Problem to work on => Collect all lines below with the string "CENTS".

The input =>

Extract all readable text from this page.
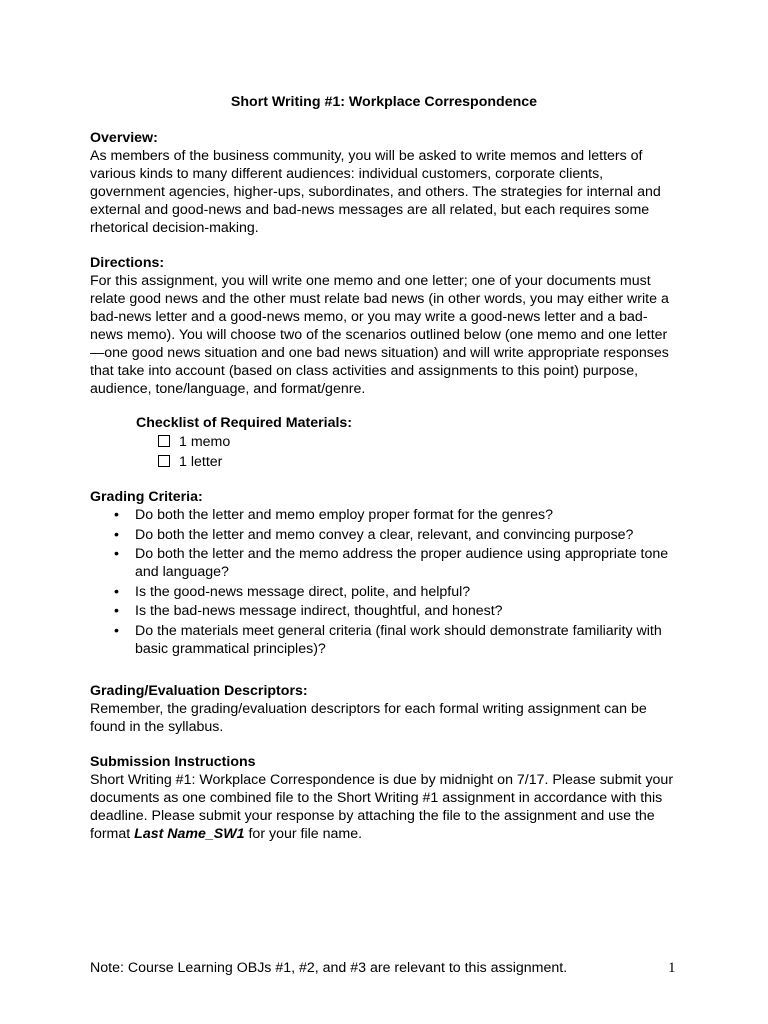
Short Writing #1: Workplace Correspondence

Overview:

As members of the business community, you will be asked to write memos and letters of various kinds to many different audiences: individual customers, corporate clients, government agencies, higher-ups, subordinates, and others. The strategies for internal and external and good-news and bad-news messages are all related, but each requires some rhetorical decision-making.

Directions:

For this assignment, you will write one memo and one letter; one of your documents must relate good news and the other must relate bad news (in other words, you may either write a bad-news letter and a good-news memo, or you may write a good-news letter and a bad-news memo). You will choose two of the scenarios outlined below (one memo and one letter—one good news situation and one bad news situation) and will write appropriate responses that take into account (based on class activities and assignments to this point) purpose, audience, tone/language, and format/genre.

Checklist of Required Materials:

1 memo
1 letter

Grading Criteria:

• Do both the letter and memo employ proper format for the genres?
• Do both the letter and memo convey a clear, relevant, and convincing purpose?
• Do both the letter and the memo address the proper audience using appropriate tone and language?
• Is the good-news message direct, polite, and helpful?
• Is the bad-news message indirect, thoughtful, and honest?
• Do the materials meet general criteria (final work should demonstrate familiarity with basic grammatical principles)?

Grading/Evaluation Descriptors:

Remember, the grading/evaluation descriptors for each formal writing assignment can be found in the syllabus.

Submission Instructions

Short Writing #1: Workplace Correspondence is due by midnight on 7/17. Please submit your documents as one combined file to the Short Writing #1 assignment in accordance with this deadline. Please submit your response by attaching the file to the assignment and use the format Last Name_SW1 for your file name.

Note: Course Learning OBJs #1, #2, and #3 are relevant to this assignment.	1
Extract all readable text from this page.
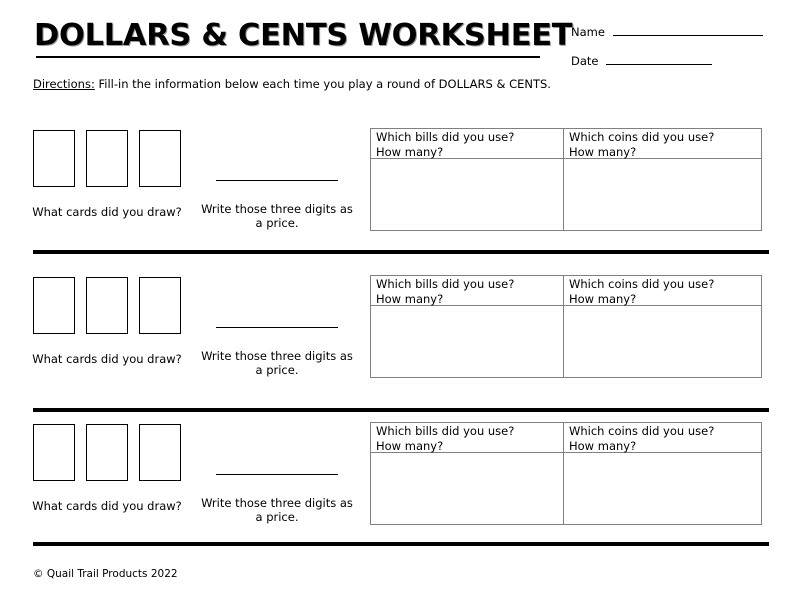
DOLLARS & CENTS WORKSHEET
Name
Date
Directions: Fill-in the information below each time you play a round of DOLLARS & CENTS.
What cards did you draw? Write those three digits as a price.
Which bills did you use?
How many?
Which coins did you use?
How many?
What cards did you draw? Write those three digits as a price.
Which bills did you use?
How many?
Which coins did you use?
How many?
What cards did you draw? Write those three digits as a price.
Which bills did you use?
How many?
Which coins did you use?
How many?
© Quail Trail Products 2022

--

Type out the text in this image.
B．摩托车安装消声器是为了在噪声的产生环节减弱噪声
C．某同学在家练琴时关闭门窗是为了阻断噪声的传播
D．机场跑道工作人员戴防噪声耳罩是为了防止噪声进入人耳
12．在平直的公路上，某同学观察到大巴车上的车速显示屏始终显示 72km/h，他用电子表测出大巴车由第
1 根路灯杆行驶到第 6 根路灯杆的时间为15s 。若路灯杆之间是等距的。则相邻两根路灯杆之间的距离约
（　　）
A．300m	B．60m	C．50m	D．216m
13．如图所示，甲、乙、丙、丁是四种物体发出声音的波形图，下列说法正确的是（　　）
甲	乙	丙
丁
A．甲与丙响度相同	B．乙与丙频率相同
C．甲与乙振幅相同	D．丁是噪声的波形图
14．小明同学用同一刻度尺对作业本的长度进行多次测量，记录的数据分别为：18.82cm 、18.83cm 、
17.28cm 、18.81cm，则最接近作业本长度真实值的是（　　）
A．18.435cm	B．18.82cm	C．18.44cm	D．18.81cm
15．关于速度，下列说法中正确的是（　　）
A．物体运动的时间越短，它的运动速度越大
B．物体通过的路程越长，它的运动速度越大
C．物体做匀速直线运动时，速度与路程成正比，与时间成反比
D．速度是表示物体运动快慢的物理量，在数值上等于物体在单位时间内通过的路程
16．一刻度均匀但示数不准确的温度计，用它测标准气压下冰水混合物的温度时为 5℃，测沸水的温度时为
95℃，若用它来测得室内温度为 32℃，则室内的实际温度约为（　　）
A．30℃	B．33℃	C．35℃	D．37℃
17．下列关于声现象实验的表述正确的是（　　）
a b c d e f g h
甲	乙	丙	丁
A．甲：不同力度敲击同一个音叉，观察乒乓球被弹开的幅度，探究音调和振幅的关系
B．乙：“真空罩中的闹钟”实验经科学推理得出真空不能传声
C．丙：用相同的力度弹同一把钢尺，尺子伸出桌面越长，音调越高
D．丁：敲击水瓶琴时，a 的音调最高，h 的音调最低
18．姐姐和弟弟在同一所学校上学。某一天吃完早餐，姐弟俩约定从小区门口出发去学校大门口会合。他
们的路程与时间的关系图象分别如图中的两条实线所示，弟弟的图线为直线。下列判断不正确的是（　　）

...

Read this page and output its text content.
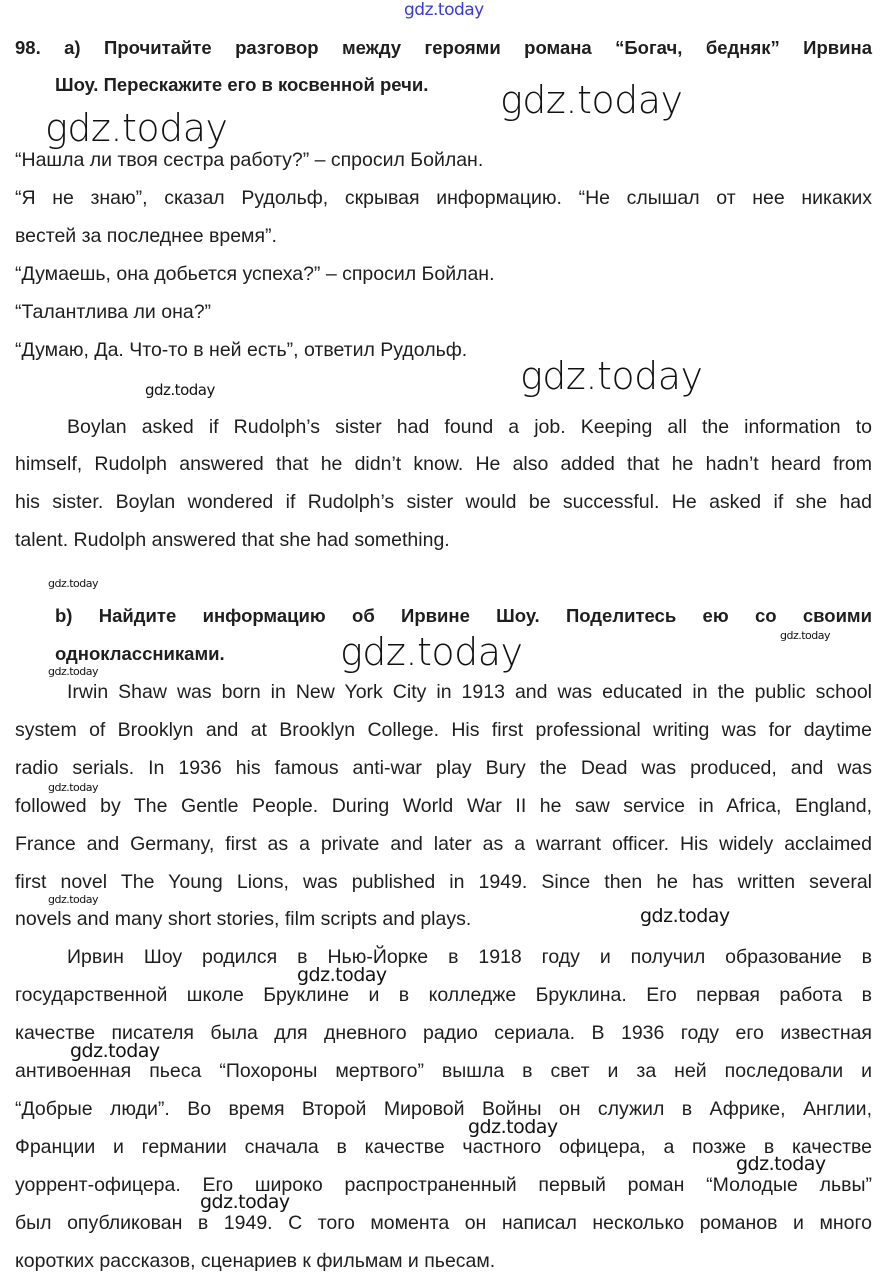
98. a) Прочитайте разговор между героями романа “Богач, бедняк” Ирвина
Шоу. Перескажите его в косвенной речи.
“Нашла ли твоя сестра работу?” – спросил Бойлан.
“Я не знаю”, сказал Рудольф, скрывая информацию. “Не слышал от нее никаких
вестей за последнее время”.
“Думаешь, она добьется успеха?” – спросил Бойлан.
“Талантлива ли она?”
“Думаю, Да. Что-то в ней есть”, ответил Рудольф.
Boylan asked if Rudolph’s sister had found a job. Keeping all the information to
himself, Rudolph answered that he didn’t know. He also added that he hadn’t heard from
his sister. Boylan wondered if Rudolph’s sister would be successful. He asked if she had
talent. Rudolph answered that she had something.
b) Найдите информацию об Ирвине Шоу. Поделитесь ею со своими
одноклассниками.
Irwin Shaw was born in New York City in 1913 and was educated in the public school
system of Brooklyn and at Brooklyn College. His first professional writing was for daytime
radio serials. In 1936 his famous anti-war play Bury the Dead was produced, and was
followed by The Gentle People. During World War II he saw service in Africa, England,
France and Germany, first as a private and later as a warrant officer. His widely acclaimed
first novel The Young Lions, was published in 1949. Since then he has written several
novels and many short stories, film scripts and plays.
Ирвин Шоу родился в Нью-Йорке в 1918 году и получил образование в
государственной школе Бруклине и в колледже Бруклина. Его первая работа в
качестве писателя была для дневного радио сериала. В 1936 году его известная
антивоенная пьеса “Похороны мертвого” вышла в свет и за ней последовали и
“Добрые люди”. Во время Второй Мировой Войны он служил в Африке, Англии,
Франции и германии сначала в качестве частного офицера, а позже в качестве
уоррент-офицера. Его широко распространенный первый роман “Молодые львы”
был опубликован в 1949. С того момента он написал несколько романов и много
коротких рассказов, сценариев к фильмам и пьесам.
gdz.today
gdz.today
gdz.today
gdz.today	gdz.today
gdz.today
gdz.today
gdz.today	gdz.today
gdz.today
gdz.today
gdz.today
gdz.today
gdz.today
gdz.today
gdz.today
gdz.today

Task answer =>
DOLLARS & CENTS WORKSHEET
Directions: Fill-in the information below each time you play a round of DOLLARS & CENTS.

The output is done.